§ TASK TO COMPLETE
Every entry below must appear again, exactly as written.

§ SOURCE MATERIAL
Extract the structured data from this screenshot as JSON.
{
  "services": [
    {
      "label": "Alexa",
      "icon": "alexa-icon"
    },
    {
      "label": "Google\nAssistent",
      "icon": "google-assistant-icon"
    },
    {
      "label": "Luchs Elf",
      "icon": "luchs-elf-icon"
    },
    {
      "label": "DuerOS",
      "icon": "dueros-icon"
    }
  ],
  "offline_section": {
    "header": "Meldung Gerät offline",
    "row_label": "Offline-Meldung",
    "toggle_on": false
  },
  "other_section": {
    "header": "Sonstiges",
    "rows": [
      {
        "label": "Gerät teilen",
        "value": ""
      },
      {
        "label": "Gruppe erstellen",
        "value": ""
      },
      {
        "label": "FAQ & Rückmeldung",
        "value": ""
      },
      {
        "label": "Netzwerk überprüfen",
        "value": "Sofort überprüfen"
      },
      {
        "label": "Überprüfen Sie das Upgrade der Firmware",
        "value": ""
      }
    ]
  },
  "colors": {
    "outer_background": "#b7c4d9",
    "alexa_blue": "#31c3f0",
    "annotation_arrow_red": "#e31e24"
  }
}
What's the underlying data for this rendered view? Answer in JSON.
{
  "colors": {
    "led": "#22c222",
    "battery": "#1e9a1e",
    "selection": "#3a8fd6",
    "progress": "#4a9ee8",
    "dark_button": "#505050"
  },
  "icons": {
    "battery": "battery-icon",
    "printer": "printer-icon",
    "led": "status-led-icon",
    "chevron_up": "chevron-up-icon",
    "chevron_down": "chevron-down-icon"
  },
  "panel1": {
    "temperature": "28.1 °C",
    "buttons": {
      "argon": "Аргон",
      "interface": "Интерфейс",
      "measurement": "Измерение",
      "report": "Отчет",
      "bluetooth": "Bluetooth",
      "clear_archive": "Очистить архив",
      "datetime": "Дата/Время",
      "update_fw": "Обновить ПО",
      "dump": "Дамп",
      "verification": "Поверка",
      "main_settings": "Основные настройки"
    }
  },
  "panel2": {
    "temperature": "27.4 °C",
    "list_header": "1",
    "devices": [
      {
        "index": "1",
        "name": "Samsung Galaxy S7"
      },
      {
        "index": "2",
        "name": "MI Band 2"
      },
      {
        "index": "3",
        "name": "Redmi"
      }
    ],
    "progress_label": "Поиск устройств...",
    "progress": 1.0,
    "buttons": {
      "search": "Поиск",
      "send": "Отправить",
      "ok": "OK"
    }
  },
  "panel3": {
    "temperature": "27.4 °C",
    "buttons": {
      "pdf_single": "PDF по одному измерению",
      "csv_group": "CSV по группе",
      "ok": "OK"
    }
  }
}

§ CORRECT RESPONSE
Extract the structured data from this screenshot as JSON.
{
  "services": [
    {
      "label": "Alexa",
      "icon": "alexa-icon"
    },
    {
      "label": "Google\nAssistent",
      "icon": "google-assistant-icon"
    },
    {
      "label": "Luchs Elf",
      "icon": "luchs-elf-icon"
    },
    {
      "label": "DuerOS",
      "icon": "dueros-icon"
    }
  ],
  "offline_section": {
    "header": "Meldung Gerät offline",
    "row_label": "Offline-Meldung",
    "toggle_on": false
  },
  "other_section": {
    "header": "Sonstiges",
    "rows": [
      {
        "label": "Gerät teilen",
        "value": ""
      },
      {
        "label": "Gruppe erstellen",
        "value": ""
      },
      {
        "label": "FAQ & Rückmeldung",
        "value": ""
      },
      {
        "label": "Netzwerk überprüfen",
        "value": "Sofort überprüfen"
      },
      {
        "label": "Überprüfen Sie das Upgrade der Firmware",
        "value": ""
      }
    ]
  },
  "colors": {
    "outer_background": "#b7c4d9",
    "alexa_blue": "#31c3f0",
    "annotation_arrow_red": "#e31e24"
  }
}
What's the underlying data for this rendered view? Answer in JSON.
{
  "colors": {
    "led": "#22c222",
    "battery": "#1e9a1e",
    "selection": "#3a8fd6",
    "progress": "#4a9ee8",
    "dark_button": "#505050"
  },
  "icons": {
    "battery": "battery-icon",
    "printer": "printer-icon",
    "led": "status-led-icon",
    "chevron_up": "chevron-up-icon",
    "chevron_down": "chevron-down-icon"
  },
  "panel1": {
    "temperature": "28.1 °C",
    "buttons": {
      "argon": "Аргон",
      "interface": "Интерфейс",
      "measurement": "Измерение",
      "report": "Отчет",
      "bluetooth": "Bluetooth",
      "clear_archive": "Очистить архив",
      "datetime": "Дата/Время",
      "update_fw": "Обновить ПО",
      "dump": "Дамп",
      "verification": "Поверка",
      "main_settings": "Основные настройки"
    }
  },
  "panel2": {
    "temperature": "27.4 °C",
    "list_header": "1",
    "devices": [
      {
        "index": "1",
        "name": "Samsung Galaxy S7"
      },
      {
        "index": "2",
        "name": "MI Band 2"
      },
      {
        "index": "3",
        "name": "Redmi"
      }
    ],
    "progress_label": "Поиск устройств...",
    "progress": 1.0,
    "buttons": {
      "search": "Поиск",
      "send": "Отправить",
      "ok": "OK"
    }
  },
  "panel3": {
    "temperature": "27.4 °C",
    "buttons": {
      "pdf_single": "PDF по одному измерению",
      "csv_group": "CSV по группе",
      "ok": "OK"
    }
  }
}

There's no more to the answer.